§ Records that describe figures:
-=-=-=-=-

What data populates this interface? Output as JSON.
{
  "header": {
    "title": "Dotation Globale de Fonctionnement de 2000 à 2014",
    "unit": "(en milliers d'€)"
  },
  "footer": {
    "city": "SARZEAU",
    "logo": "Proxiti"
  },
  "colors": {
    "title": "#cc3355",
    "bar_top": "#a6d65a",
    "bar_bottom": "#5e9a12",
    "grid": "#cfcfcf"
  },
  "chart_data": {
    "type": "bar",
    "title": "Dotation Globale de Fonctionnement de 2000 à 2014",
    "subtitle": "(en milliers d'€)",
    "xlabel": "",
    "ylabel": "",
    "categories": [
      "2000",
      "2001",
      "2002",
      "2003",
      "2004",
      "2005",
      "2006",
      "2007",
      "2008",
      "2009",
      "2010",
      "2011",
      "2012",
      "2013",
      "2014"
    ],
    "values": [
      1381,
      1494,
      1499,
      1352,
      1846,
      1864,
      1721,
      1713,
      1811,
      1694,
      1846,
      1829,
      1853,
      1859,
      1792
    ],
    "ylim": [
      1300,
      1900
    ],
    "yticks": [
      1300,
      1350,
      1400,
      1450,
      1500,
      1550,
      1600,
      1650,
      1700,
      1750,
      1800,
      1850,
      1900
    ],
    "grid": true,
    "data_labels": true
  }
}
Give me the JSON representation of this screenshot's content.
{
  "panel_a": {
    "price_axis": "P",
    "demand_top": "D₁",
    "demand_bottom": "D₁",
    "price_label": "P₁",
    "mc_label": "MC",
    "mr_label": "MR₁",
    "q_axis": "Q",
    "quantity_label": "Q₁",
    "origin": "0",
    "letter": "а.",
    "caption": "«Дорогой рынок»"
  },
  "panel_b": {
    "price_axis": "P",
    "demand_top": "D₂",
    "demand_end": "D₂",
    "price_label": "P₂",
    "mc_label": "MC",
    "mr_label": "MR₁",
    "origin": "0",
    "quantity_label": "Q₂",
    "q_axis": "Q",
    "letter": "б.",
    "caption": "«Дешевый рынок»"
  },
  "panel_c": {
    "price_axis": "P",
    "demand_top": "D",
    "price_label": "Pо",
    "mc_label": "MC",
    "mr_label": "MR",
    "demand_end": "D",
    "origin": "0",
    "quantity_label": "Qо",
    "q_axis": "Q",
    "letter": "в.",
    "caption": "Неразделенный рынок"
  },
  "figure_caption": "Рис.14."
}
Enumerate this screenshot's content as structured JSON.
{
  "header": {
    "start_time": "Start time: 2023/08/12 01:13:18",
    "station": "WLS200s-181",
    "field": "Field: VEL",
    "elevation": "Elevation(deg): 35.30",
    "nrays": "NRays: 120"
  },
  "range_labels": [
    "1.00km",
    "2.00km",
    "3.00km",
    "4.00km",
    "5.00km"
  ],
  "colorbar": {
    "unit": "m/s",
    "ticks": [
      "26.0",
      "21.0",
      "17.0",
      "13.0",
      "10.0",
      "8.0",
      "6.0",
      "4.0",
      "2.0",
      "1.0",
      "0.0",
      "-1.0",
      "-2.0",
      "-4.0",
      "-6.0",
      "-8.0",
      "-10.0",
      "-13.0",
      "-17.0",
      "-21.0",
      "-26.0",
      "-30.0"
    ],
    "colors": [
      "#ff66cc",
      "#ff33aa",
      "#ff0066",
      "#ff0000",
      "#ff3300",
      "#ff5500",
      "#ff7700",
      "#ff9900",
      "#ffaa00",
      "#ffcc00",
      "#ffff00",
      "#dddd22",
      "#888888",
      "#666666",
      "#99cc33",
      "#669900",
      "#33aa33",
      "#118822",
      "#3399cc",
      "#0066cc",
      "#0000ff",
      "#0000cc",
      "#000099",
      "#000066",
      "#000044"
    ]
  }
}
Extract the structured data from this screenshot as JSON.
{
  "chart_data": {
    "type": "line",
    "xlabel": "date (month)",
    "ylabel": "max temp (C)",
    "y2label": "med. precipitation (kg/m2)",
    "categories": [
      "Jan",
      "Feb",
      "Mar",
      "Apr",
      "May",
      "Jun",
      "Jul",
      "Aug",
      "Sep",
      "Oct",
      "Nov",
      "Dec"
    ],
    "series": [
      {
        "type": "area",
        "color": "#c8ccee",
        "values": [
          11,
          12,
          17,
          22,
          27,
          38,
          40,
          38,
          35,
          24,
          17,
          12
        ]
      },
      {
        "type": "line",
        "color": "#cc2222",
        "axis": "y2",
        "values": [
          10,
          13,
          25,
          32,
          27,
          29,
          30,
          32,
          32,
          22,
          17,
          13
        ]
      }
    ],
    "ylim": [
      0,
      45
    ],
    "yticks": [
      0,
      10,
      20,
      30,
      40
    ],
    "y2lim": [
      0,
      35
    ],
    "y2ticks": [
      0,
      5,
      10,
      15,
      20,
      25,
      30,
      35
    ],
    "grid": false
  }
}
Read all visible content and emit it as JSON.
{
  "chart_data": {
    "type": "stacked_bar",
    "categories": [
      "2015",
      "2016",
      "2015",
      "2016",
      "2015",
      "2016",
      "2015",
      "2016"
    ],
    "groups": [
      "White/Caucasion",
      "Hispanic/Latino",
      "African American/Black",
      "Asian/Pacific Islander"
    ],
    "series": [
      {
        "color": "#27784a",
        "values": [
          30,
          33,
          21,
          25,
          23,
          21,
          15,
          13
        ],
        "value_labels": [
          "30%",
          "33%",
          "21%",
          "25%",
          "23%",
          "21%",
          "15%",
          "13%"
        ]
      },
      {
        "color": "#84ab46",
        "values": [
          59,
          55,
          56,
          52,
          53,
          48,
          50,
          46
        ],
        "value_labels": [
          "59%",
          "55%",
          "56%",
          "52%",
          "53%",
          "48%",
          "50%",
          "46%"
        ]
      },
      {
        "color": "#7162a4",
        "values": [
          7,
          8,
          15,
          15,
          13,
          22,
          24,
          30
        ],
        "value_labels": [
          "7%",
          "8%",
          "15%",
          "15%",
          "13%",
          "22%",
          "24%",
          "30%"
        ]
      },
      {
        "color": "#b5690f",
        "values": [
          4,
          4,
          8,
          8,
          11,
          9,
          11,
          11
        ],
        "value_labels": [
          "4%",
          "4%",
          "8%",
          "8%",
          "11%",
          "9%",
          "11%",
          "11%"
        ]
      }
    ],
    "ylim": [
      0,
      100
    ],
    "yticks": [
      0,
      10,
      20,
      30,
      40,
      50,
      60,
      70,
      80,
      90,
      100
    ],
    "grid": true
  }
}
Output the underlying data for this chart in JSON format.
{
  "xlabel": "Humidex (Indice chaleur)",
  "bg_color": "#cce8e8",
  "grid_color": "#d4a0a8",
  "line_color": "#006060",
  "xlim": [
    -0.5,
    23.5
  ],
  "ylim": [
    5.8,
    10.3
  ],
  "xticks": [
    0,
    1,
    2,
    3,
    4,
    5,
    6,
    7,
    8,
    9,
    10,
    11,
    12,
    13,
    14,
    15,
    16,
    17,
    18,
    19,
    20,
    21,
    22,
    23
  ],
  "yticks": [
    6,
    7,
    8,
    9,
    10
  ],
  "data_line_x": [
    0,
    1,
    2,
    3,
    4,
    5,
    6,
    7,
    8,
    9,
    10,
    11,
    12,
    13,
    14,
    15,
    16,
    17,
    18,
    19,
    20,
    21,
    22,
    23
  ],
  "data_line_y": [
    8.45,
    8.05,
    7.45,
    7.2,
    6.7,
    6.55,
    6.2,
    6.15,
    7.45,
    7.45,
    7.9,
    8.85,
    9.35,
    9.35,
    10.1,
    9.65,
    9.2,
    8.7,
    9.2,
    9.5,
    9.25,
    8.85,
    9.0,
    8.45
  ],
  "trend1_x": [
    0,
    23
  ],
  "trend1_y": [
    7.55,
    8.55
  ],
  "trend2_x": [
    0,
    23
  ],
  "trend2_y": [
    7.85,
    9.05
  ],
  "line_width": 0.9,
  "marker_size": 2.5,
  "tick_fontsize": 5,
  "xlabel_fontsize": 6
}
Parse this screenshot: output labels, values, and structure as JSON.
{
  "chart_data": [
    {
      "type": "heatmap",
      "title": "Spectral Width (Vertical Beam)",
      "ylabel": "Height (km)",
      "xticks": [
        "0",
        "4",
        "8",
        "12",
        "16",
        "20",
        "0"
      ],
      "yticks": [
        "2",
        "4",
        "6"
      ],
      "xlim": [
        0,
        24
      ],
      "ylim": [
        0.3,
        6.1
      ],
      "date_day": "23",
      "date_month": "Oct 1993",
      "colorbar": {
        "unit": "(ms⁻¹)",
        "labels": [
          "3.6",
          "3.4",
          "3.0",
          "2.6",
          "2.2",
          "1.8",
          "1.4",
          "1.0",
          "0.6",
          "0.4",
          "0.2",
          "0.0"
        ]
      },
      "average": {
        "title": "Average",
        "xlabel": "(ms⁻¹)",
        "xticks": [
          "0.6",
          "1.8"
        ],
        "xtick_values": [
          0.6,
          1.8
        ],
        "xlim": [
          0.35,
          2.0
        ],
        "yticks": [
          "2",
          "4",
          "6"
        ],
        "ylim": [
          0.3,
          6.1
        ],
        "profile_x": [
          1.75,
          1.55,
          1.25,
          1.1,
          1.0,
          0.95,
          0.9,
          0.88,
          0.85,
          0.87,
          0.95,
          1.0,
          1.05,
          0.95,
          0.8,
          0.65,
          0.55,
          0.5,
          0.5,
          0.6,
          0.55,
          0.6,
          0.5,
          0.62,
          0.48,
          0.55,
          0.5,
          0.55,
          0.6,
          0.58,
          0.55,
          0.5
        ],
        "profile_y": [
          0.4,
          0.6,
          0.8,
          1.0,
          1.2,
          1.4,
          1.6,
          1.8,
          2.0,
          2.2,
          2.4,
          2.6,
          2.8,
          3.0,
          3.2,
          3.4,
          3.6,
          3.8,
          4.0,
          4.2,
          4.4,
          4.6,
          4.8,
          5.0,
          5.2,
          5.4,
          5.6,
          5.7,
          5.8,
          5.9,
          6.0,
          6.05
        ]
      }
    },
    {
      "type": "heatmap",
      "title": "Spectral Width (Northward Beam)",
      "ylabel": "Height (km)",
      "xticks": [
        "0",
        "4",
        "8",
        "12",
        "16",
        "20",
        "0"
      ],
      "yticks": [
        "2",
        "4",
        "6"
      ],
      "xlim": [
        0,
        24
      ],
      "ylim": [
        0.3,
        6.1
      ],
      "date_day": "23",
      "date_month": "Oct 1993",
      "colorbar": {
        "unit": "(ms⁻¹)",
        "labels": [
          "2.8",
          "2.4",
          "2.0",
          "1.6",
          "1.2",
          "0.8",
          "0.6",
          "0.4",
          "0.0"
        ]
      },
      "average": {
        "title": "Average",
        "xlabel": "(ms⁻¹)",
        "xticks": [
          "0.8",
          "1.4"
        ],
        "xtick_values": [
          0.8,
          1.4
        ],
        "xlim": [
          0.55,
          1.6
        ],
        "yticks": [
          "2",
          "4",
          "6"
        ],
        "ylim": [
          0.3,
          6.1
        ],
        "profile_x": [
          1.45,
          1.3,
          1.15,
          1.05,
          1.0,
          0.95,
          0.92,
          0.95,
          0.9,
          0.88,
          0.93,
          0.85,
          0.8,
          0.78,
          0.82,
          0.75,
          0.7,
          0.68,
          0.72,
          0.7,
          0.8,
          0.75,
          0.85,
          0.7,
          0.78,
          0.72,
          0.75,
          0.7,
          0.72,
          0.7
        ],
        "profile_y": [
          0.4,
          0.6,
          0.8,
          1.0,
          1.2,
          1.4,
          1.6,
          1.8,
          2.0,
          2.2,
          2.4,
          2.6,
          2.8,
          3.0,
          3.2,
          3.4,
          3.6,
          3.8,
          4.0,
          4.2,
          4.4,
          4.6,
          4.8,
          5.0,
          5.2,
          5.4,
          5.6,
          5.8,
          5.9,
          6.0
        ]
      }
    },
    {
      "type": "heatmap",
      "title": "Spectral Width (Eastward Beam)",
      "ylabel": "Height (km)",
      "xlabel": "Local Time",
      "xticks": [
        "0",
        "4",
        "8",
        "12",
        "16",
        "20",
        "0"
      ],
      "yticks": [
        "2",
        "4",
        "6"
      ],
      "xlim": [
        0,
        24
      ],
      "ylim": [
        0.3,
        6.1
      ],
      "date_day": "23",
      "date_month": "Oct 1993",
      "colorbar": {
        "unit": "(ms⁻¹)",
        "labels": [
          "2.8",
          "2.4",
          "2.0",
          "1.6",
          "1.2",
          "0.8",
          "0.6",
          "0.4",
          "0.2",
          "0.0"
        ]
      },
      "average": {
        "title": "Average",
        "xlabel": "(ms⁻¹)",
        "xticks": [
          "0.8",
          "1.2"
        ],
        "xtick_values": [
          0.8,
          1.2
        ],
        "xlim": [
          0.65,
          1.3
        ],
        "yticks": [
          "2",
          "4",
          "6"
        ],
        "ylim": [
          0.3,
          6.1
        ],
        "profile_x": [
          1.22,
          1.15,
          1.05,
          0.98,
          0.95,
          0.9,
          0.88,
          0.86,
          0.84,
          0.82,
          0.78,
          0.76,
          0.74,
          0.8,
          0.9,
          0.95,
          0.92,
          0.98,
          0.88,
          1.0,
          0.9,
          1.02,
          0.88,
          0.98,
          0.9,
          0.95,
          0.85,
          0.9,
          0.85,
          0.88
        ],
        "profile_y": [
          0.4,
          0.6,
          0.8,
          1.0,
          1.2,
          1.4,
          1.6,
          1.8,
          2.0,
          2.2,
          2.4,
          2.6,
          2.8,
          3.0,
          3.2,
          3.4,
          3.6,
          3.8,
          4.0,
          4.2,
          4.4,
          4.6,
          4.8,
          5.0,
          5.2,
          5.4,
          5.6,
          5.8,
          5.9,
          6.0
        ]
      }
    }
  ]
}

-=-=-=-=-

§ WHAT YOU ARE ASKED TO DO: In the records, locate each line holding the string "JSON" and copy it.

§ ANSWER TO THIS TASK:
What data populates this interface? Output as JSON.
Give me the JSON representation of this screenshot's content.
Enumerate this screenshot's content as structured JSON.
Extract the structured data from this screenshot as JSON.
Read all visible content and emit it as JSON.
Output the underlying data for this chart in JSON format.
Parse this screenshot: output labels, values, and structure as JSON.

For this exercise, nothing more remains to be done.